**Input**

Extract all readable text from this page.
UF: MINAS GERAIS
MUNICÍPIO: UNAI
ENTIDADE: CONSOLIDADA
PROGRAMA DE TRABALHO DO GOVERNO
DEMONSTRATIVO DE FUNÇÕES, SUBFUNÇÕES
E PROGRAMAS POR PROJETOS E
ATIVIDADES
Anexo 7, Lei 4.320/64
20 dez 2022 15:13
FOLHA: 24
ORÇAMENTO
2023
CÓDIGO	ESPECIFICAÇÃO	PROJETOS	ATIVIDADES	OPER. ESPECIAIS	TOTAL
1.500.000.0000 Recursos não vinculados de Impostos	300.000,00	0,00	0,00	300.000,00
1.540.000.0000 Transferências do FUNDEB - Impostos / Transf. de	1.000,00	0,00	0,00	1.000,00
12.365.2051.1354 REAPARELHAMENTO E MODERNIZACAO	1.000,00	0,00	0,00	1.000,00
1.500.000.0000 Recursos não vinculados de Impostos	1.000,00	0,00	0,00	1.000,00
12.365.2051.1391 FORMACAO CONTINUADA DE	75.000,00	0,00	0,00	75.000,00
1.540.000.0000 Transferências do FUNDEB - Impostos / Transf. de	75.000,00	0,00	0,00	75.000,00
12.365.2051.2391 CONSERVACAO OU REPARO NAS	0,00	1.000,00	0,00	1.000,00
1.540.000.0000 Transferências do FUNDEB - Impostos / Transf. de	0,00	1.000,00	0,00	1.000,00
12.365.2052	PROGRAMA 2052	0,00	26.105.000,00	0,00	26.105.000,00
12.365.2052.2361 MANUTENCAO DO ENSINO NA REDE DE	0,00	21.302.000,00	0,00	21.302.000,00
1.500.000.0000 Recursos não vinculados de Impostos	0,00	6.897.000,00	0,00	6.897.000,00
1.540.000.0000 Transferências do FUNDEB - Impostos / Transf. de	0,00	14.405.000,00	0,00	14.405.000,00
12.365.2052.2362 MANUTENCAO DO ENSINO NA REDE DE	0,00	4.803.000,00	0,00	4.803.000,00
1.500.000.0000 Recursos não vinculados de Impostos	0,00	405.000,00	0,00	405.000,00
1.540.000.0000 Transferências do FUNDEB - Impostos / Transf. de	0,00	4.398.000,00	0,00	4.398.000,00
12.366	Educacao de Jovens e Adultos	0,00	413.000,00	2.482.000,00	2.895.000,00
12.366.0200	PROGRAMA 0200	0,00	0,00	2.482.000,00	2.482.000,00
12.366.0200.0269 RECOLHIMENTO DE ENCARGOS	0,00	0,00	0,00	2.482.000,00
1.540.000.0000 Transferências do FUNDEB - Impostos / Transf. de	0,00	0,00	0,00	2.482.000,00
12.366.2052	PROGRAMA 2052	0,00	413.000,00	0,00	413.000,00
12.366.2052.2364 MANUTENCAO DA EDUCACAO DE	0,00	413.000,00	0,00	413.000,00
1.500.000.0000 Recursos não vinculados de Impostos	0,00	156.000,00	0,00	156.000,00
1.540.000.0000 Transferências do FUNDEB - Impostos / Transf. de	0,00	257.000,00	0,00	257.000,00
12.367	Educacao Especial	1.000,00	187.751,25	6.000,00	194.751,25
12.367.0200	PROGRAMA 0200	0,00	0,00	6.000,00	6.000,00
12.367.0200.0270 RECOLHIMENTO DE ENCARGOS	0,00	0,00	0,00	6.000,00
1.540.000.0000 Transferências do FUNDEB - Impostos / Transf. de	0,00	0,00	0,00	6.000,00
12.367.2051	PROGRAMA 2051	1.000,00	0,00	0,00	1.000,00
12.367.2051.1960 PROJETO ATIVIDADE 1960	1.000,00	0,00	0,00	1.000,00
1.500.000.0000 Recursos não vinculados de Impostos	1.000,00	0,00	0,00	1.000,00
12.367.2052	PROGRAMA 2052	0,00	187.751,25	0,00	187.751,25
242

**Exercise**
Copy out each line that contains the word "REDE".

**Complete output**
12.365.2052.2361 MANUTENCAO DO ENSINO NA REDE DE	0,00	21.302.000,00	0,00	21.302.000,00
12.365.2052.2362 MANUTENCAO DO ENSINO NA REDE DE	0,00	4.803.000,00	0,00	4.803.000,00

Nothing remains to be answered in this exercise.